═════ RECORDS PROVIDED

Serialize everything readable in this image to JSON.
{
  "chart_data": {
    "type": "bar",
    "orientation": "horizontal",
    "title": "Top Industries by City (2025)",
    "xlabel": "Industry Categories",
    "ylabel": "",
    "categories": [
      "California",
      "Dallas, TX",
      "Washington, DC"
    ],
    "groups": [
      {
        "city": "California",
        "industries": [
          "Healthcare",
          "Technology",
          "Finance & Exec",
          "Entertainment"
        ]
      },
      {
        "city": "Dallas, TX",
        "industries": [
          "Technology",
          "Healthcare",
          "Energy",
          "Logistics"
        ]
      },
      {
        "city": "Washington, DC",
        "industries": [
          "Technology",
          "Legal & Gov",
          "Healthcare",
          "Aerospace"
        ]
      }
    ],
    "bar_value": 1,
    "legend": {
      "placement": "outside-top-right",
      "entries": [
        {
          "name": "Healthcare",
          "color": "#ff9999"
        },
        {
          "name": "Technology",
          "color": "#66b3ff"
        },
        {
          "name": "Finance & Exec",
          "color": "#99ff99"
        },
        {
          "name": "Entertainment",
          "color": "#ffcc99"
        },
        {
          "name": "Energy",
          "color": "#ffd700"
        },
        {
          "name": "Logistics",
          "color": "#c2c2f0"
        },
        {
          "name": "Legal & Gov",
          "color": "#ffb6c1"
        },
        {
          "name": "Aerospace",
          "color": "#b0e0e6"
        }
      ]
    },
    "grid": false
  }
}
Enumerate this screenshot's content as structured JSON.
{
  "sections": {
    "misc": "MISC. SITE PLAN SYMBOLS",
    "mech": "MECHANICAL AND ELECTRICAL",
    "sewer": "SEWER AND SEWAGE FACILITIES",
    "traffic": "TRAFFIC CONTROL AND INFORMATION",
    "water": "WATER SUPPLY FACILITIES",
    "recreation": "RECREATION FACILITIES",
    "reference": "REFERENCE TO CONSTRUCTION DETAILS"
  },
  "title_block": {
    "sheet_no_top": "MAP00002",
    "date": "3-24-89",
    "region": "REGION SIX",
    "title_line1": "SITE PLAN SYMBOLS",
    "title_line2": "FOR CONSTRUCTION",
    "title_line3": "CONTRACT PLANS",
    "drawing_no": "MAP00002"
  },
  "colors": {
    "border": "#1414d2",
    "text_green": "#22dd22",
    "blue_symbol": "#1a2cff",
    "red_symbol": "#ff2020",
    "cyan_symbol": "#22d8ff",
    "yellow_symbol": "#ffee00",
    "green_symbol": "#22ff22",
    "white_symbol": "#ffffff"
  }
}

══════════
═════ RECORDS PROVIDED

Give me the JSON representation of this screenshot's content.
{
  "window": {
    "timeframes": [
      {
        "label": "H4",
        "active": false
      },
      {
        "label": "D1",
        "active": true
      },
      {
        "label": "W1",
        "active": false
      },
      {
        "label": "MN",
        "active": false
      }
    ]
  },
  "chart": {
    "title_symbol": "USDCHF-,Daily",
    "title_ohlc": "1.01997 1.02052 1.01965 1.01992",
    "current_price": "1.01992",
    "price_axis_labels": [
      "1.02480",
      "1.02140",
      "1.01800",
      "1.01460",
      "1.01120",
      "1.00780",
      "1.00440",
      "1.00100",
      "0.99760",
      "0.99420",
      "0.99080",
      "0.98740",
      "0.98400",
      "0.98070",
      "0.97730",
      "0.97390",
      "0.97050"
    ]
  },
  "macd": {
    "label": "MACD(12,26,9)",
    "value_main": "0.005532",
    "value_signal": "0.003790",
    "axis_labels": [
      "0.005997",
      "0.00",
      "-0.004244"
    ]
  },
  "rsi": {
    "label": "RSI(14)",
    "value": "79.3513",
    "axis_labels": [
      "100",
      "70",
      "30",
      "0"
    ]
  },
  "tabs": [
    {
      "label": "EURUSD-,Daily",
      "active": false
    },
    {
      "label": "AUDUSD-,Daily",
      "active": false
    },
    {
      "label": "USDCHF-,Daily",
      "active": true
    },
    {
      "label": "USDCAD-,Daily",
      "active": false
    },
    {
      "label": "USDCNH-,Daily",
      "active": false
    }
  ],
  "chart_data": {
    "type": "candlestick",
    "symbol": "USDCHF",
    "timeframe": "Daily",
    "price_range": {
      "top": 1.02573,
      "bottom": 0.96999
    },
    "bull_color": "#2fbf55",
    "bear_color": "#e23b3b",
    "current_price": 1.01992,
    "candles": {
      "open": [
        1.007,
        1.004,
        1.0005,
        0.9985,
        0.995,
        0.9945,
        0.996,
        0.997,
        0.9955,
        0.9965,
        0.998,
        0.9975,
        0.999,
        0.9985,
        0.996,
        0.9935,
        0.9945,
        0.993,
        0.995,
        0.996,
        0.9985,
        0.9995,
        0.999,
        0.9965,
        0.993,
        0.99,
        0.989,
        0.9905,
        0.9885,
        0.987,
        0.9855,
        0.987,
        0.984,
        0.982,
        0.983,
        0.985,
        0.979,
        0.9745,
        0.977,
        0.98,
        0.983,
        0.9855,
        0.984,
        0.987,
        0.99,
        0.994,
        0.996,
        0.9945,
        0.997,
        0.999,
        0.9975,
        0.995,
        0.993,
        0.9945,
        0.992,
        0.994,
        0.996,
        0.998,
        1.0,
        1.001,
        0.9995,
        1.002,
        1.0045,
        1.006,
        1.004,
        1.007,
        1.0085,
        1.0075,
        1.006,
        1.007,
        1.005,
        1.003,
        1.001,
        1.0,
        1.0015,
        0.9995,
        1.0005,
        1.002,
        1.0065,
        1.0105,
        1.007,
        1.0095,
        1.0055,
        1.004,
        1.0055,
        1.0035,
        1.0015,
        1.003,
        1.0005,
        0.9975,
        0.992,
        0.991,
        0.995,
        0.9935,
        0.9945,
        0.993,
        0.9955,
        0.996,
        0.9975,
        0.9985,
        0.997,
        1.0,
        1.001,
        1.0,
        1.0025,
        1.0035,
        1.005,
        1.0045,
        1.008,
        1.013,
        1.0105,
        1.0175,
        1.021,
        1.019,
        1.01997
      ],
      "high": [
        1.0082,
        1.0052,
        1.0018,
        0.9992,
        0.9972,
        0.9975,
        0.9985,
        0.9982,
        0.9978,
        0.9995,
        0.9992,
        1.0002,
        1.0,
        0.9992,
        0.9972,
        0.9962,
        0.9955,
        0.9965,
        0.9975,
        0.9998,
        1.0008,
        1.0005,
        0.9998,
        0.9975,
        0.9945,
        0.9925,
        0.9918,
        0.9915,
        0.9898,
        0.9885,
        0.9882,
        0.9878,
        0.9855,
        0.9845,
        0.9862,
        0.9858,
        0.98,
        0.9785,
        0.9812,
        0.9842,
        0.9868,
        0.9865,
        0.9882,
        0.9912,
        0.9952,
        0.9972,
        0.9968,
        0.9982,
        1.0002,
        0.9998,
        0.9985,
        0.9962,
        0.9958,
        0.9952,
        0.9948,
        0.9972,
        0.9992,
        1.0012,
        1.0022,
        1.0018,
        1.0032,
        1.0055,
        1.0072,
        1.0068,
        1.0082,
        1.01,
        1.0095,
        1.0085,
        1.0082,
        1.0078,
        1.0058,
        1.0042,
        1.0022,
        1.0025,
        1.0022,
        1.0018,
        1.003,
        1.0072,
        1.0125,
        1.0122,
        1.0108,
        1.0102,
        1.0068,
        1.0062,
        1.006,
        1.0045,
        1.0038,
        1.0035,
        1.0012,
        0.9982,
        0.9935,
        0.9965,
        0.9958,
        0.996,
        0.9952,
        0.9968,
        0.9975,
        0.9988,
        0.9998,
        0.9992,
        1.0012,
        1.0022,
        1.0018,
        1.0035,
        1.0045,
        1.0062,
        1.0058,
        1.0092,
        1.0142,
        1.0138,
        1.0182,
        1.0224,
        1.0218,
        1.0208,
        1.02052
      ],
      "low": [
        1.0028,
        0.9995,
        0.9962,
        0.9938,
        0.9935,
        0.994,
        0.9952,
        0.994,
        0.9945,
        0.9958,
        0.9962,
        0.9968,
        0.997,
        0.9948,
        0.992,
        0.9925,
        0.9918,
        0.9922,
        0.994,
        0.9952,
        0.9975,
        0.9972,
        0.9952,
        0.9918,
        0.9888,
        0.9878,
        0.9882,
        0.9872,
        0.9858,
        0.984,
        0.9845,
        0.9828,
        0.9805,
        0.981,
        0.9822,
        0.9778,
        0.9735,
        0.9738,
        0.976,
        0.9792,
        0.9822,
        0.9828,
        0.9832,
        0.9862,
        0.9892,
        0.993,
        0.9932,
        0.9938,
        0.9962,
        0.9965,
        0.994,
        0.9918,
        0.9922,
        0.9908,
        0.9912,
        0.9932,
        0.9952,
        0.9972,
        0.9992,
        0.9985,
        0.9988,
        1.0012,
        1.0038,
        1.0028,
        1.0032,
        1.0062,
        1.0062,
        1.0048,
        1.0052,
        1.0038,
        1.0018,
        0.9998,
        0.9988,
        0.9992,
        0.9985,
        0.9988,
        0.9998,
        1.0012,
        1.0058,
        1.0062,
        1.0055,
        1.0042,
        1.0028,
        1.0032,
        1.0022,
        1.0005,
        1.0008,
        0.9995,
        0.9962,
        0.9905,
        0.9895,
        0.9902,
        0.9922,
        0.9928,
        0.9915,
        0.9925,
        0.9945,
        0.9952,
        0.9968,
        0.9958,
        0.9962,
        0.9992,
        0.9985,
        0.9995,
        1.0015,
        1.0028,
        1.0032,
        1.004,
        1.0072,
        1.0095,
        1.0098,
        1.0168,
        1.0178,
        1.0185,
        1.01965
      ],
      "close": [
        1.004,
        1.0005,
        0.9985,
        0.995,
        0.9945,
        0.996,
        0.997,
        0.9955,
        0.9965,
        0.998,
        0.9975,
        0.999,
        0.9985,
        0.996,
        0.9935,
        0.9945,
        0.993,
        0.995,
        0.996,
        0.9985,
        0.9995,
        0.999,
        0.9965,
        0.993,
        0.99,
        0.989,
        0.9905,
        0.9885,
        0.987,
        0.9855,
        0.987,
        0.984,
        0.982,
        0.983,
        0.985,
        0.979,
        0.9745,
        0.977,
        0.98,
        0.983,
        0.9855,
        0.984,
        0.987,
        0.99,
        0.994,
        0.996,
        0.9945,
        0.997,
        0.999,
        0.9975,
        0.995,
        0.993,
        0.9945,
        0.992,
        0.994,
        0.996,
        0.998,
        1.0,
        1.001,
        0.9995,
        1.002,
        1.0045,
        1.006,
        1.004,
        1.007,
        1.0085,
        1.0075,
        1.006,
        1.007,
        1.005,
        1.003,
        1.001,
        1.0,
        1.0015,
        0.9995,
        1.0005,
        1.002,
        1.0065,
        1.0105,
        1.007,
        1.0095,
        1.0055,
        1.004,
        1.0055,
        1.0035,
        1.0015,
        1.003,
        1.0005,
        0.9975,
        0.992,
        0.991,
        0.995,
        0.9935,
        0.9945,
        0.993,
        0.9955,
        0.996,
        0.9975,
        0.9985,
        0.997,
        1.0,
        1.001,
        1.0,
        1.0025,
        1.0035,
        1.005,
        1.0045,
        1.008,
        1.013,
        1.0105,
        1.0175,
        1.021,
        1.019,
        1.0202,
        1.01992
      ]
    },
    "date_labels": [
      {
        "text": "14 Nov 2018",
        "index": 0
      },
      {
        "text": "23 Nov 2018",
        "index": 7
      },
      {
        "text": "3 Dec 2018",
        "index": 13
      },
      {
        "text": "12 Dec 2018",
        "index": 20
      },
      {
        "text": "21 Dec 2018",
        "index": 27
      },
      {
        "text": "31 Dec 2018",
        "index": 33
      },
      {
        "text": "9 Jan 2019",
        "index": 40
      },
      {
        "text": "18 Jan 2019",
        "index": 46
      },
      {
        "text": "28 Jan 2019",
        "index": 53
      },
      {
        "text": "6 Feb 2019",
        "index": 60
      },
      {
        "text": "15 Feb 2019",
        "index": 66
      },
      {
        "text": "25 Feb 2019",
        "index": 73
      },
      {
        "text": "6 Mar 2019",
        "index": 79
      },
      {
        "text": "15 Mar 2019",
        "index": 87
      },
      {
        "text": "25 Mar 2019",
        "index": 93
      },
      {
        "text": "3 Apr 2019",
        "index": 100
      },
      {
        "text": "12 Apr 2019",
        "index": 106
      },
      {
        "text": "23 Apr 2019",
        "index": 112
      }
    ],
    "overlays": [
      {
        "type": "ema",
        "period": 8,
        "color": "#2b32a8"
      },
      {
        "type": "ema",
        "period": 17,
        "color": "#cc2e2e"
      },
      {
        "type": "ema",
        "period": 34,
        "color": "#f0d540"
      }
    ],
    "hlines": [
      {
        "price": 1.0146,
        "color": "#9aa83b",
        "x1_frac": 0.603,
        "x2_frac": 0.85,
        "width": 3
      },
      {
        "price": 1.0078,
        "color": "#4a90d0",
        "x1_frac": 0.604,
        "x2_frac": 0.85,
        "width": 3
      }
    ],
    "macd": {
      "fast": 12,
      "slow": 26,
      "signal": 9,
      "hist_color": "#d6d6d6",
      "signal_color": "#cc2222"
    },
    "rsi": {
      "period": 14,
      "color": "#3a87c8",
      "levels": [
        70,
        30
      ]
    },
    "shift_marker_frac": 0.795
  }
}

══════════

- THE TASK
Copy every line that includes the string "JSON" from the material above.

- COMPLETE OUTPUT
Serialize everything readable in this image to JSON.
Enumerate this screenshot's content as structured JSON.
Give me the JSON representation of this screenshot's content.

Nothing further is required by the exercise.